- _What the task requires_:
Return all lines from the listing below in which the string "requesting" occurs.

- _The records_:
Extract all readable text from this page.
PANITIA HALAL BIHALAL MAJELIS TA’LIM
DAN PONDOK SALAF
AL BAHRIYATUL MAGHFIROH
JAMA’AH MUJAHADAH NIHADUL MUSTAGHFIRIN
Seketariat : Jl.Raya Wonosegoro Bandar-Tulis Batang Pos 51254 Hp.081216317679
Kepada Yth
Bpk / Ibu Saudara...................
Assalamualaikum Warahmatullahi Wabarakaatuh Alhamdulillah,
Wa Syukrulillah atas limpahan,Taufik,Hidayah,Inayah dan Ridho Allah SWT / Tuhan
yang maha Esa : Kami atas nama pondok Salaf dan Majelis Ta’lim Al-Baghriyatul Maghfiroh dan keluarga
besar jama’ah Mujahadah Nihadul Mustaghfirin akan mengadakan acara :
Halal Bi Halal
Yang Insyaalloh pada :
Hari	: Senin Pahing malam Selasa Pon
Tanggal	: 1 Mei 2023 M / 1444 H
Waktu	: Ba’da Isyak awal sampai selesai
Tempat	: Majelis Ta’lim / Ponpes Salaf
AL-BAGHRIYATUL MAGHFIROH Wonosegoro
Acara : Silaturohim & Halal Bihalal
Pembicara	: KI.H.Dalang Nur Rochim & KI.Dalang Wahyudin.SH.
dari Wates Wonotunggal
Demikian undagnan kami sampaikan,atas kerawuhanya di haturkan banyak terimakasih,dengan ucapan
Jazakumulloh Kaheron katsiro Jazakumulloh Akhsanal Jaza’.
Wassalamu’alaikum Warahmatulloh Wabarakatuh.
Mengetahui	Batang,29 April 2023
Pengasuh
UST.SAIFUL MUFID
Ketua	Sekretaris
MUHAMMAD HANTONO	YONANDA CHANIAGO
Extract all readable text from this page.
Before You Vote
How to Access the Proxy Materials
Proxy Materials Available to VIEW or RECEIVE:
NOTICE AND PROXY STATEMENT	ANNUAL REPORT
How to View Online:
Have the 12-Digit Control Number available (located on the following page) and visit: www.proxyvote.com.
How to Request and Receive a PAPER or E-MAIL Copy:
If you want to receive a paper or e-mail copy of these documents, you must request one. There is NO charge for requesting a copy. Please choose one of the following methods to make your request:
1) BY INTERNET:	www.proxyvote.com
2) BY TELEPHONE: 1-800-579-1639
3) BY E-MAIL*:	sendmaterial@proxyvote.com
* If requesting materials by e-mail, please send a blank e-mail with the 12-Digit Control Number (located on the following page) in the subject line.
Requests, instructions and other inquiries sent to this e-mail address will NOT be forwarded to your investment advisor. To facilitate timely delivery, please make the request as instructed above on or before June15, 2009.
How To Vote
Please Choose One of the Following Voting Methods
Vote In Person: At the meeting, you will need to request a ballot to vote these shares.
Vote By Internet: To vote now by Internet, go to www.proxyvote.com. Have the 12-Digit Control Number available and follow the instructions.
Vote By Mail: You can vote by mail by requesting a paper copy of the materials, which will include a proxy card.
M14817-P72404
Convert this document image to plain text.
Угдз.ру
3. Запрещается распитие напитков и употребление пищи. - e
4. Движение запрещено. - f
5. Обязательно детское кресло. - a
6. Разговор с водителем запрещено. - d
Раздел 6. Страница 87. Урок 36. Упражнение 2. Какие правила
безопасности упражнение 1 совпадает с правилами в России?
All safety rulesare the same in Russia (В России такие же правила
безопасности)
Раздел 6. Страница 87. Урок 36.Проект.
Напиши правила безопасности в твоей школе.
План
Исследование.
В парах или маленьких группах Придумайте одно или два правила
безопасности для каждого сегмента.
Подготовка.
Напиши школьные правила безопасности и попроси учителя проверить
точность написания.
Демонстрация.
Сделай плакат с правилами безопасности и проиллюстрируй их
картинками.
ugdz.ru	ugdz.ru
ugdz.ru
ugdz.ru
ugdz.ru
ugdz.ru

- _Correct result_:
If you want to receive a paper or e-mail copy of these documents, you must request one. There is NO charge for requesting a copy. Please choose one of the following methods to make your request:
* If requesting materials by e-mail, please send a blank e-mail with the 12-Digit Control Number (located on the following page) in the subject line.
Vote By Mail: You can vote by mail by requesting a paper copy of the materials, which will include a proxy card.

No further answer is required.